Task directions | Each entry in the listing below should be restated word for word.

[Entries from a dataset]
________

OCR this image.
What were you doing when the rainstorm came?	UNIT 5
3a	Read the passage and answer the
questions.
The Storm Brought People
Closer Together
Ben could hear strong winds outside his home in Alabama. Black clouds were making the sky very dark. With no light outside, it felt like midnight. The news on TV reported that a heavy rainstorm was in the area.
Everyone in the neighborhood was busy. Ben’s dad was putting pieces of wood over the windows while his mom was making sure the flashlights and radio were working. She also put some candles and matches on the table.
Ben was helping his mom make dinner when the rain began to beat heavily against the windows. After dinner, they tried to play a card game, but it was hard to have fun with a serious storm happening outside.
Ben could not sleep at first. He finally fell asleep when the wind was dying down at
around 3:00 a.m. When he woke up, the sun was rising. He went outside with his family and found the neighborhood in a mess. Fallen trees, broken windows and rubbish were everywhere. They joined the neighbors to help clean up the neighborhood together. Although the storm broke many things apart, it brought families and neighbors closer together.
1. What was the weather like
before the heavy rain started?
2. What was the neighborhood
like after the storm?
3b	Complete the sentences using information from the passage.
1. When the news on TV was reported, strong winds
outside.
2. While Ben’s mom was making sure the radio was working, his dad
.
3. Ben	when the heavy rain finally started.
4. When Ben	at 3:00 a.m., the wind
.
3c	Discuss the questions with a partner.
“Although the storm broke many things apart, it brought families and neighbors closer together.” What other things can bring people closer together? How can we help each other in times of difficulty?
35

________

Solved problem |
OCR this image.
What were you doing when the rainstorm came?	UNIT 5
3a	Read the passage and answer the
questions.
The Storm Brought People
Closer Together
Ben could hear strong winds outside his home in Alabama. Black clouds were making the sky very dark. With no light outside, it felt like midnight. The news on TV reported that a heavy rainstorm was in the area.
Everyone in the neighborhood was busy. Ben’s dad was putting pieces of wood over the windows while his mom was making sure the flashlights and radio were working. She also put some candles and matches on the table.
Ben was helping his mom make dinner when the rain began to beat heavily against the windows. After dinner, they tried to play a card game, but it was hard to have fun with a serious storm happening outside.
Ben could not sleep at first. He finally fell asleep when the wind was dying down at
around 3:00 a.m. When he woke up, the sun was rising. He went outside with his family and found the neighborhood in a mess. Fallen trees, broken windows and rubbish were everywhere. They joined the neighbors to help clean up the neighborhood together. Although the storm broke many things apart, it brought families and neighbors closer together.
1. What was the weather like
before the heavy rain started?
2. What was the neighborhood
like after the storm?
3b	Complete the sentences using information from the passage.
1. When the news on TV was reported, strong winds
outside.
2. While Ben’s mom was making sure the radio was working, his dad
.
3. Ben	when the heavy rain finally started.
4. When Ben	at 3:00 a.m., the wind
.
3c	Discuss the questions with a partner.
“Although the storm broke many things apart, it brought families and neighbors closer together.” What other things can bring people closer together? How can we help each other in times of difficulty?
35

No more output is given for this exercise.